* Short exercise: Filter the entries below, keeping every line that has the word "Кавказъ".

## begin

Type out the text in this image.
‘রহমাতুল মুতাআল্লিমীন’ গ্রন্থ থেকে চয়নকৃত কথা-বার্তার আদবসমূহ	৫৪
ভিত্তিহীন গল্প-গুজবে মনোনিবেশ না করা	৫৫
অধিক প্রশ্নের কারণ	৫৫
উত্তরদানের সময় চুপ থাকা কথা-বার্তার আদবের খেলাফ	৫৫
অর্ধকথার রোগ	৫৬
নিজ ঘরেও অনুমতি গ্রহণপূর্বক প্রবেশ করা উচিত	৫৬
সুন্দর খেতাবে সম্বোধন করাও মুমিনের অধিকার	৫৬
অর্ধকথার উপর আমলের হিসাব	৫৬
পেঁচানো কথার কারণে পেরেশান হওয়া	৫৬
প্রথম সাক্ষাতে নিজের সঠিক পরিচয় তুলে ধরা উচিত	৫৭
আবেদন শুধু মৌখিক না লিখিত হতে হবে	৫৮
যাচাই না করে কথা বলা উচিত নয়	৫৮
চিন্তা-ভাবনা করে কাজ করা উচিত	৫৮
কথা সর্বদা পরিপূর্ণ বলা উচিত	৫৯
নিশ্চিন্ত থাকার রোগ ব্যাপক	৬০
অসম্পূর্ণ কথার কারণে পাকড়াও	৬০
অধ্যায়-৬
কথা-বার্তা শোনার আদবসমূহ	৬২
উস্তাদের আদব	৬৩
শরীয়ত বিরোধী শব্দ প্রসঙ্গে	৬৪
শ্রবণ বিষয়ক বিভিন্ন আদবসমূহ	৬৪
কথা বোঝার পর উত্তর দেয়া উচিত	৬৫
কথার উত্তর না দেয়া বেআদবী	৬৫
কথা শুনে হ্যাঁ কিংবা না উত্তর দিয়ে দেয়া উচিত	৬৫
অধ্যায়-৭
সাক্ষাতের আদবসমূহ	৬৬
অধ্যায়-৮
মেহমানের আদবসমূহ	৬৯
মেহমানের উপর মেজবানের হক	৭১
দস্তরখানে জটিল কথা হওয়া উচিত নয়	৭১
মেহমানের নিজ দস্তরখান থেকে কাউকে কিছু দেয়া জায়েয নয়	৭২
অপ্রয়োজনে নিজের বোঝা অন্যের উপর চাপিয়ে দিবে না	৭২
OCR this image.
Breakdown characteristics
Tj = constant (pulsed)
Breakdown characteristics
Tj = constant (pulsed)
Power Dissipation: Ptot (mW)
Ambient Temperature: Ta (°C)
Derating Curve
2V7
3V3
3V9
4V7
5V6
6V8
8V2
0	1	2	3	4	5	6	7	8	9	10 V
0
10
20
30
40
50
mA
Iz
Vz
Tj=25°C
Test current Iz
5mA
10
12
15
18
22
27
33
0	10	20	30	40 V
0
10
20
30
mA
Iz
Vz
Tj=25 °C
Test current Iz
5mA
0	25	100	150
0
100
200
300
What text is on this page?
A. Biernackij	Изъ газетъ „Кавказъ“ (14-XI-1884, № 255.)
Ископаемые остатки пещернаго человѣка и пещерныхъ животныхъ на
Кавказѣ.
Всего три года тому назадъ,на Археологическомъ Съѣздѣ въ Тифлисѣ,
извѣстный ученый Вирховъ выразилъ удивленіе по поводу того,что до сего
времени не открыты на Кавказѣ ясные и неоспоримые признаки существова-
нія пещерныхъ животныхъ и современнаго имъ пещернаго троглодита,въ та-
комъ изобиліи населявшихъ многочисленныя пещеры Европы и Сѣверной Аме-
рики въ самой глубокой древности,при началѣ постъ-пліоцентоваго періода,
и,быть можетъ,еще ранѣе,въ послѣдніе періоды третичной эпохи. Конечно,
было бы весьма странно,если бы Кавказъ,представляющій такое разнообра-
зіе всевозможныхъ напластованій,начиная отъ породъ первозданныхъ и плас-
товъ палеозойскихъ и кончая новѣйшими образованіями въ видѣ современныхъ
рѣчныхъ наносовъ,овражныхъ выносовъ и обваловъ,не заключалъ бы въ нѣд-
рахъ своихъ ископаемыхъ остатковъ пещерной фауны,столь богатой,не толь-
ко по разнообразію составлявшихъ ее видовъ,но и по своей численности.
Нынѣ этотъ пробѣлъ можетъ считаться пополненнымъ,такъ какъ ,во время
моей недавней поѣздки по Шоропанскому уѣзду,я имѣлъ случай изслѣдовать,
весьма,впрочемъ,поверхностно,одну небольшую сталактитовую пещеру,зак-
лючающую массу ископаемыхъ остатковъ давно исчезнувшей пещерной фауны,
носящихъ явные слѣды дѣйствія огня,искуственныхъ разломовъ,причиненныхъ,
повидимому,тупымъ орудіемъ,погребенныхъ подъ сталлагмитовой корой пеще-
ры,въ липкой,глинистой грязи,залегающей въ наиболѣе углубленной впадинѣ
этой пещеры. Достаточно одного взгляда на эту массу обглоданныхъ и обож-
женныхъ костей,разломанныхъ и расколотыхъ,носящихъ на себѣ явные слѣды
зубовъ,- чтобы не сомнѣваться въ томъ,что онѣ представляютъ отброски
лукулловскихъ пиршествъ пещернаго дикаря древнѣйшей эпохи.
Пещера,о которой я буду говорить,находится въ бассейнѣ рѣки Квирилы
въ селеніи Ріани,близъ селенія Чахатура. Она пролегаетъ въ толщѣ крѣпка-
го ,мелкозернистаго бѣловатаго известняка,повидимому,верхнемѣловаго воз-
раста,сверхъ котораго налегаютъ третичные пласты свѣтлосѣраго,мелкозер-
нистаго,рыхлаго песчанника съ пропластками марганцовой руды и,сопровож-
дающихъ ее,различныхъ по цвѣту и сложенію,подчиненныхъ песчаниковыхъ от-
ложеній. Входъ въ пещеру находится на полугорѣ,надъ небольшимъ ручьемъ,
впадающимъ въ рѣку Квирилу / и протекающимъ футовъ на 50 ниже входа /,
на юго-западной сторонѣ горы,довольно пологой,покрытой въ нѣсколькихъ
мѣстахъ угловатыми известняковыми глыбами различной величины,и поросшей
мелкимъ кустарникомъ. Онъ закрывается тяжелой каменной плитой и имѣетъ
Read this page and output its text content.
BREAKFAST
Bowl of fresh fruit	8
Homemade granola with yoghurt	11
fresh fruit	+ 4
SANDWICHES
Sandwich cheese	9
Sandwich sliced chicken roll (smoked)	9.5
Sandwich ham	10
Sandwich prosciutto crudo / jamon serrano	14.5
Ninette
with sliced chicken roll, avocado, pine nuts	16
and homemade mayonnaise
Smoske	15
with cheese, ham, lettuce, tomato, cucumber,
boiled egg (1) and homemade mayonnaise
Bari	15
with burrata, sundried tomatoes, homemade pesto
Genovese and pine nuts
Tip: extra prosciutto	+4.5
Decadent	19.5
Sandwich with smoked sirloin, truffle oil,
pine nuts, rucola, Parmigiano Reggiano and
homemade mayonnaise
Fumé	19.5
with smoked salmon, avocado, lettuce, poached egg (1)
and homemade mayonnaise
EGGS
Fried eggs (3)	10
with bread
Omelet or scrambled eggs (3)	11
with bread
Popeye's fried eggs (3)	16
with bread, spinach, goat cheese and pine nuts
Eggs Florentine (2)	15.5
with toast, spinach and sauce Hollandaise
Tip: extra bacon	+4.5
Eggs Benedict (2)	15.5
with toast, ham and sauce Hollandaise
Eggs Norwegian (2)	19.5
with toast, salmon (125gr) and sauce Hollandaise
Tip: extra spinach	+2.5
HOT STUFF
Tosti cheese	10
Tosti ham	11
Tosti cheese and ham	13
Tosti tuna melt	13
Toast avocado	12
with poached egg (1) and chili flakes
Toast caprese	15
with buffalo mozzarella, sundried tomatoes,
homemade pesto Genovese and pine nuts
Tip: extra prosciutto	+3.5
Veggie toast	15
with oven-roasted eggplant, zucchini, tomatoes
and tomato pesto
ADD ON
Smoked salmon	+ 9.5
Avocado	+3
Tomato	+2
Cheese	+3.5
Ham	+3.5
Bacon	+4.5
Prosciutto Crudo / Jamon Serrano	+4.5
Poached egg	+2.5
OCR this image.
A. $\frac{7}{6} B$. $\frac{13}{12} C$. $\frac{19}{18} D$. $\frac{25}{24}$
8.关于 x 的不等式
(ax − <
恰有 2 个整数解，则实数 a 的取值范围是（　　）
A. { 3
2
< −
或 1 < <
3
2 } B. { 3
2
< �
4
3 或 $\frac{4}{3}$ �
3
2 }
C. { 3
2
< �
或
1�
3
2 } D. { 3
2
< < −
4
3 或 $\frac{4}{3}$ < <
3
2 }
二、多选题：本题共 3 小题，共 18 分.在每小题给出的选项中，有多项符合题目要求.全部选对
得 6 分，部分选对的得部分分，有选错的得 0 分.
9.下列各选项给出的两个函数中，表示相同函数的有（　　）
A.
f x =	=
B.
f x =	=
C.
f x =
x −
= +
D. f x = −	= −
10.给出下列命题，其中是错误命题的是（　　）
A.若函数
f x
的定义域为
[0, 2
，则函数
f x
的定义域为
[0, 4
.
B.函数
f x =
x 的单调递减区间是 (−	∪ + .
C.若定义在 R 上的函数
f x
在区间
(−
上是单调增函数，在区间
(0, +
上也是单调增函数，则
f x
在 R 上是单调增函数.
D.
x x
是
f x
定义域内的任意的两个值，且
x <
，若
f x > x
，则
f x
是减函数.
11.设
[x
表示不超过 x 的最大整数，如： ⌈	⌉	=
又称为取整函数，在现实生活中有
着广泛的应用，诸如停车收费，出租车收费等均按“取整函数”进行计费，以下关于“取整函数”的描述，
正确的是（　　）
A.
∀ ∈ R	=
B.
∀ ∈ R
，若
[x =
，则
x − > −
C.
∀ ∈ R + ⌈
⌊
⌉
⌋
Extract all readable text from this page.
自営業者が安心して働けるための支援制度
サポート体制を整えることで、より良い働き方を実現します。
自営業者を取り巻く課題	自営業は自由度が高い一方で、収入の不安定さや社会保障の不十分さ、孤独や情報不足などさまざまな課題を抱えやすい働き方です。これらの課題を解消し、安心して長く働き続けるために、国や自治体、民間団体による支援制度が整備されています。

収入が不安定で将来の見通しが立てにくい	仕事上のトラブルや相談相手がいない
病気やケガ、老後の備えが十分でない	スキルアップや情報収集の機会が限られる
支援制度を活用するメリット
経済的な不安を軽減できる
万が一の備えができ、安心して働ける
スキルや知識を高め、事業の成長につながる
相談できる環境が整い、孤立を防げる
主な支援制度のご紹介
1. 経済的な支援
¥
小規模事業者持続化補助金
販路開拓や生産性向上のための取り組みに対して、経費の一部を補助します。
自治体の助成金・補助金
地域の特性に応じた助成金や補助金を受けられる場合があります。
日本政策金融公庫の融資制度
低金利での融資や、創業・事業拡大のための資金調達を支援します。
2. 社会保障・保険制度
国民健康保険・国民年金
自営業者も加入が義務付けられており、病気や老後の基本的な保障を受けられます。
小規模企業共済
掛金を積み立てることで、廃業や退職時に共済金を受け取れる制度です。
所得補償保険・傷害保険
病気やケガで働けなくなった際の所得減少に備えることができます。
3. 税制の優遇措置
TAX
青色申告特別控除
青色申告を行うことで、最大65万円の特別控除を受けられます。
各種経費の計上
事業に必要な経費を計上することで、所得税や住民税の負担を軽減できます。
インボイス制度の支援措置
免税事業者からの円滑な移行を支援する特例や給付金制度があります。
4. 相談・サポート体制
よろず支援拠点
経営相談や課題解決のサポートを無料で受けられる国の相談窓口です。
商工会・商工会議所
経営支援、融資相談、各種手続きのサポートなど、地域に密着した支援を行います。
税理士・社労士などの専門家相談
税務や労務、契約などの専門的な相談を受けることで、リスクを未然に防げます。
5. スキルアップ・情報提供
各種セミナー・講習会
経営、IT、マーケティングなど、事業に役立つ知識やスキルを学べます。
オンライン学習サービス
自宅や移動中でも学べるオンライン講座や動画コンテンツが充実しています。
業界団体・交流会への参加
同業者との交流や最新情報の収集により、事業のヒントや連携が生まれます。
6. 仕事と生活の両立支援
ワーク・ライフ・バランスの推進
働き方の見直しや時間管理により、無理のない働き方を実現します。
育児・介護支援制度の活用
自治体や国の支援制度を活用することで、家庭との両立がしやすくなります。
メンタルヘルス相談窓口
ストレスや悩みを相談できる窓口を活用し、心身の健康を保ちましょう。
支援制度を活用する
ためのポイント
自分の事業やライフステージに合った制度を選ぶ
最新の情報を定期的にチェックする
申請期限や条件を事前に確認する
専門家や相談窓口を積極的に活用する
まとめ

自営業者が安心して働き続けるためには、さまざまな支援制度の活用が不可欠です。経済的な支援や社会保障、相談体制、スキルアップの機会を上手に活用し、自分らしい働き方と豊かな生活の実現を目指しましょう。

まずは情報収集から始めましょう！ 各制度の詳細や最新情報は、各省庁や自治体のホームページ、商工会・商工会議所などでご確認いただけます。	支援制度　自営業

## end

* Problem solution:
A. Biernackij	Изъ газетъ „Кавказъ“ (14-XI-1884, № 255.)
было бы весьма странно,если бы Кавказъ,представляющій такое разнообра-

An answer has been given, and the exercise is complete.